**Exercise directions**
Give the entries back exactly, dropping each image.

**Supplied data**

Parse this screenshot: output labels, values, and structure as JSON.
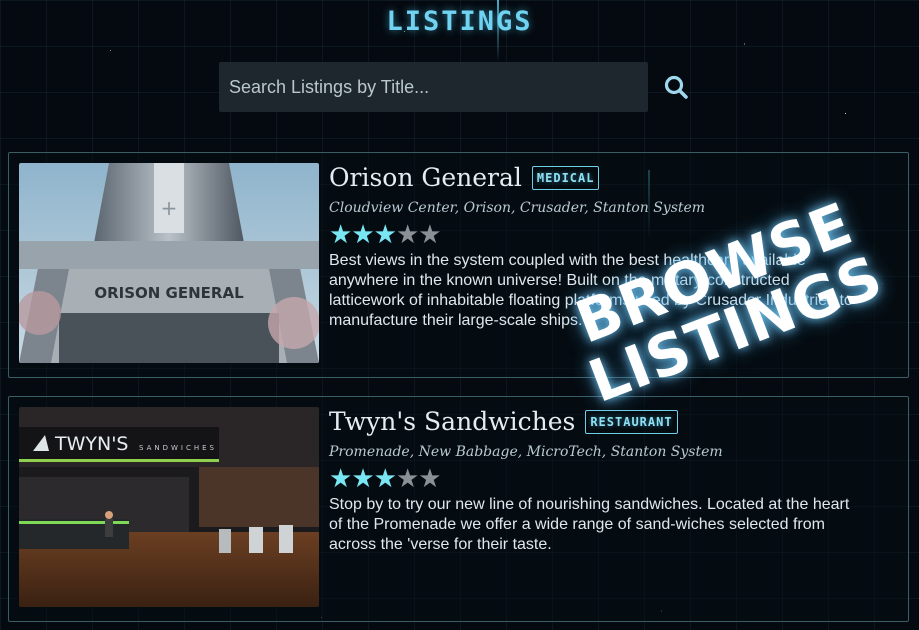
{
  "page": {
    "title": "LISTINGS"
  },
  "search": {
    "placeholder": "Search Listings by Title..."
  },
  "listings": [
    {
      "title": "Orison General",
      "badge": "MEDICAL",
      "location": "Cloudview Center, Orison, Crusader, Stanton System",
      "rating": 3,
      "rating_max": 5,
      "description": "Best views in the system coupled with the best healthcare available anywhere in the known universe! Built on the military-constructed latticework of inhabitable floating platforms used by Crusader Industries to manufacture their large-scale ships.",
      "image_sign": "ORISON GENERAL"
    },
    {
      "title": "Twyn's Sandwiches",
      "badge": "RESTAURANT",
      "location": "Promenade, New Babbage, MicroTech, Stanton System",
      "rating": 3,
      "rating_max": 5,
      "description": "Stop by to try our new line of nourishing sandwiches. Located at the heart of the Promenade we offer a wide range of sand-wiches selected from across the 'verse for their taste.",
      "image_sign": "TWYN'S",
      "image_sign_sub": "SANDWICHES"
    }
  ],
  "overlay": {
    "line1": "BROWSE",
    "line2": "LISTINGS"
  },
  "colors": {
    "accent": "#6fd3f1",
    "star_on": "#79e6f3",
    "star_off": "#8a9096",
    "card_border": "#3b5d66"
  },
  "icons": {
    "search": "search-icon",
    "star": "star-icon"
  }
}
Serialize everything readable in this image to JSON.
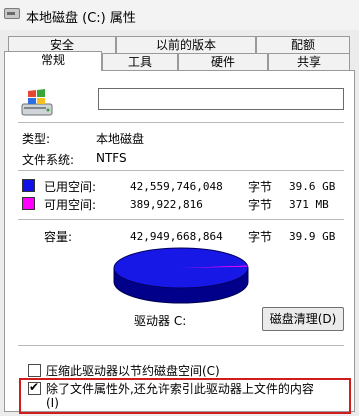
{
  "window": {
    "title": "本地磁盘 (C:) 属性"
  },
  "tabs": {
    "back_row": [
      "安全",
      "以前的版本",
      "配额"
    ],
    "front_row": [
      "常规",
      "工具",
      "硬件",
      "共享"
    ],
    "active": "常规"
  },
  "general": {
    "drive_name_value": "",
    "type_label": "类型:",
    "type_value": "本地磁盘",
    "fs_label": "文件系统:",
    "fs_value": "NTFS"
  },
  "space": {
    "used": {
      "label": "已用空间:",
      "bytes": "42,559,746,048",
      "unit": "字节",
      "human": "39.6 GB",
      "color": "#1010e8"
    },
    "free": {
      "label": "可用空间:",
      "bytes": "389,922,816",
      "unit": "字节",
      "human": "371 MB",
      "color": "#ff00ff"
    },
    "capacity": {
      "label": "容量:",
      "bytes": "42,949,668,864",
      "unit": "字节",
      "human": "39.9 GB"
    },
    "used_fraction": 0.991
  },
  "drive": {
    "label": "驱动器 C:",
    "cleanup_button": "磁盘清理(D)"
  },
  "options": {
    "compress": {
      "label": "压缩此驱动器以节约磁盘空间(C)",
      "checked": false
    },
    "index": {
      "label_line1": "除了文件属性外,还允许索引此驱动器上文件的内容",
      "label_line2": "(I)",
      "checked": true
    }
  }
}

**Exercise answer**
Parse this screenshot: output labels, values, and structure as JSON.
{
  "page": {
    "title": "LISTINGS"
  },
  "search": {
    "placeholder": "Search Listings by Title..."
  },
  "listings": [
    {
      "title": "Orison General",
      "badge": "MEDICAL",
      "location": "Cloudview Center, Orison, Crusader, Stanton System",
      "rating": 3,
      "rating_max": 5,
      "description": "Best views in the system coupled with the best healthcare available anywhere in the known universe! Built on the military-constructed latticework of inhabitable floating platforms used by Crusader Industries to manufacture their large-scale ships.",
      "image_sign": "ORISON GENERAL"
    },
    {
      "title": "Twyn's Sandwiches",
      "badge": "RESTAURANT",
      "location": "Promenade, New Babbage, MicroTech, Stanton System",
      "rating": 3,
      "rating_max": 5,
      "description": "Stop by to try our new line of nourishing sandwiches. Located at the heart of the Promenade we offer a wide range of sand-wiches selected from across the 'verse for their taste.",
      "image_sign": "TWYN'S",
      "image_sign_sub": "SANDWICHES"
    }
  ],
  "overlay": {
    "line1": "BROWSE",
    "line2": "LISTINGS"
  },
  "colors": {
    "accent": "#6fd3f1",
    "star_on": "#79e6f3",
    "star_off": "#8a9096",
    "card_border": "#3b5d66"
  },
  "icons": {
    "search": "search-icon",
    "star": "star-icon"
  }
}
Serialize everything readable in this image to JSON.
{
  "window": {
    "title": "本地磁盘 (C:) 属性"
  },
  "tabs": {
    "back_row": [
      "安全",
      "以前的版本",
      "配额"
    ],
    "front_row": [
      "常规",
      "工具",
      "硬件",
      "共享"
    ],
    "active": "常规"
  },
  "general": {
    "drive_name_value": "",
    "type_label": "类型:",
    "type_value": "本地磁盘",
    "fs_label": "文件系统:",
    "fs_value": "NTFS"
  },
  "space": {
    "used": {
      "label": "已用空间:",
      "bytes": "42,559,746,048",
      "unit": "字节",
      "human": "39.6 GB",
      "color": "#1010e8"
    },
    "free": {
      "label": "可用空间:",
      "bytes": "389,922,816",
      "unit": "字节",
      "human": "371 MB",
      "color": "#ff00ff"
    },
    "capacity": {
      "label": "容量:",
      "bytes": "42,949,668,864",
      "unit": "字节",
      "human": "39.9 GB"
    },
    "used_fraction": 0.991
  },
  "drive": {
    "label": "驱动器 C:",
    "cleanup_button": "磁盘清理(D)"
  },
  "options": {
    "compress": {
      "label": "压缩此驱动器以节约磁盘空间(C)",
      "checked": false
    },
    "index": {
      "label_line1": "除了文件属性外,还允许索引此驱动器上文件的内容",
      "label_line2": "(I)",
      "checked": true
    }
  }
}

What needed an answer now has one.